■ Exercise requirements ■
Repeat every line exactly, keeping the pictures out of the copy.

==== Exercise input

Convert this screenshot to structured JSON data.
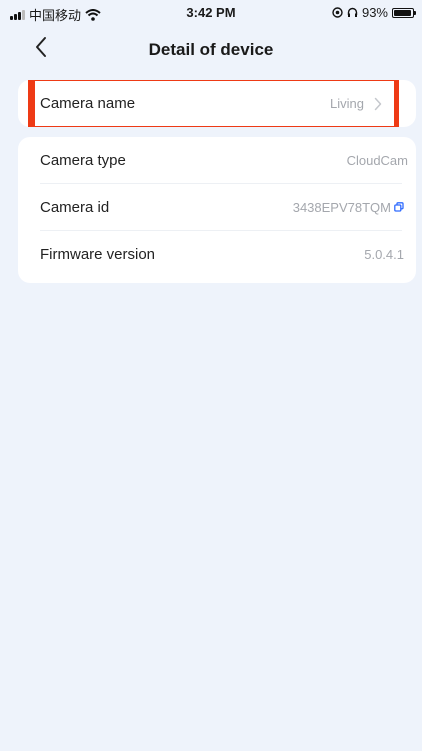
{
  "status_bar": {
    "carrier": "中国移动",
    "time": "3:42 PM",
    "battery": "93%",
    "battery_level": 0.93
  },
  "nav": {
    "title": "Detail of device"
  },
  "rows": {
    "camera_name": {
      "label": "Camera name",
      "value": "Living"
    },
    "camera_type": {
      "label": "Camera type",
      "value": "CloudCam"
    },
    "camera_id": {
      "label": "Camera id",
      "value": "3438EPV78TQM"
    },
    "firmware": {
      "label": "Firmware version",
      "value": "5.0.4.1"
    }
  },
  "colors": {
    "background": "#eef3fb",
    "highlight": "#ee3a15",
    "value_text": "#a4a7ad",
    "copy_icon": "#2f6bff"
  },
  "icons": {
    "back": "chevron-left-icon",
    "chevron": "chevron-right-icon",
    "copy": "copy-icon"
  }
}
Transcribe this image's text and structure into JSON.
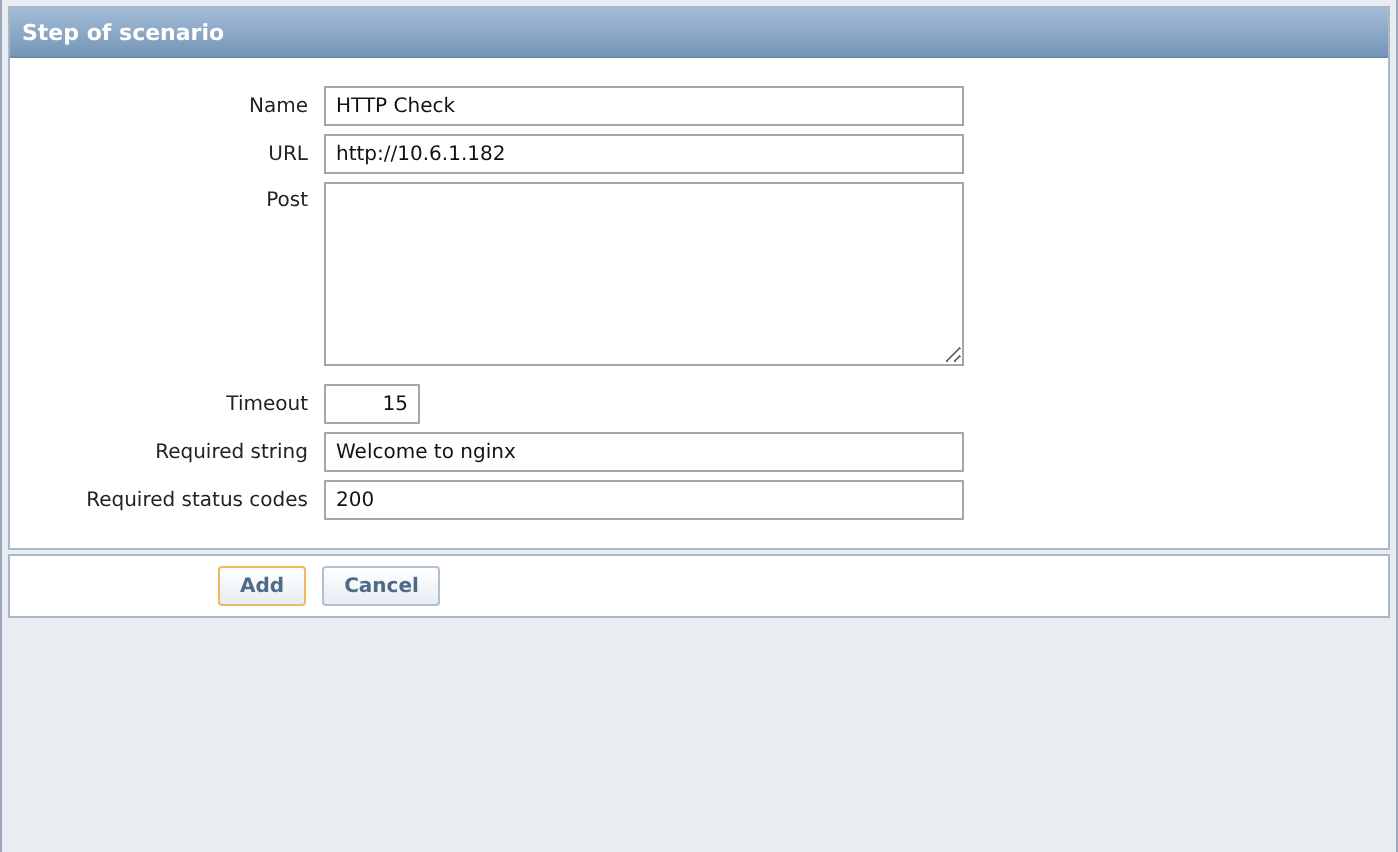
{
  "panel": {
    "title": "Step of scenario"
  },
  "fields": [
    {
      "label": "Name",
      "kind": "text",
      "value": "HTTP Check"
    },
    {
      "label": "URL",
      "kind": "text",
      "value": "http://10.6.1.182"
    },
    {
      "label": "Post",
      "kind": "textarea"
    },
    {
      "label": "Timeout",
      "kind": "number",
      "value": "15"
    },
    {
      "label": "Required string",
      "kind": "text",
      "value": "Welcome to nginx"
    },
    {
      "label": "Required status codes",
      "kind": "text",
      "value": "200"
    }
  ],
  "buttons": [
    {
      "label": "Add",
      "focused": true
    },
    {
      "label": "Cancel",
      "focused": false
    }
  ]
}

========

■ Written reply ■
Convert this screenshot to structured JSON data.
{
  "status_bar": {
    "carrier": "中国移动",
    "time": "3:42 PM",
    "battery": "93%",
    "battery_level": 0.93
  },
  "nav": {
    "title": "Detail of device"
  },
  "rows": {
    "camera_name": {
      "label": "Camera name",
      "value": "Living"
    },
    "camera_type": {
      "label": "Camera type",
      "value": "CloudCam"
    },
    "camera_id": {
      "label": "Camera id",
      "value": "3438EPV78TQM"
    },
    "firmware": {
      "label": "Firmware version",
      "value": "5.0.4.1"
    }
  },
  "colors": {
    "background": "#eef3fb",
    "highlight": "#ee3a15",
    "value_text": "#a4a7ad",
    "copy_icon": "#2f6bff"
  },
  "icons": {
    "back": "chevron-left-icon",
    "chevron": "chevron-right-icon",
    "copy": "copy-icon"
  }
}
Transcribe this image's text and structure into JSON.
{
  "panel": {
    "title": "Step of scenario"
  },
  "fields": [
    {
      "label": "Name",
      "kind": "text",
      "value": "HTTP Check"
    },
    {
      "label": "URL",
      "kind": "text",
      "value": "http://10.6.1.182"
    },
    {
      "label": "Post",
      "kind": "textarea"
    },
    {
      "label": "Timeout",
      "kind": "number",
      "value": "15"
    },
    {
      "label": "Required string",
      "kind": "text",
      "value": "Welcome to nginx"
    },
    {
      "label": "Required status codes",
      "kind": "text",
      "value": "200"
    }
  ],
  "buttons": [
    {
      "label": "Add",
      "focused": true
    },
    {
      "label": "Cancel",
      "focused": false
    }
  ]
}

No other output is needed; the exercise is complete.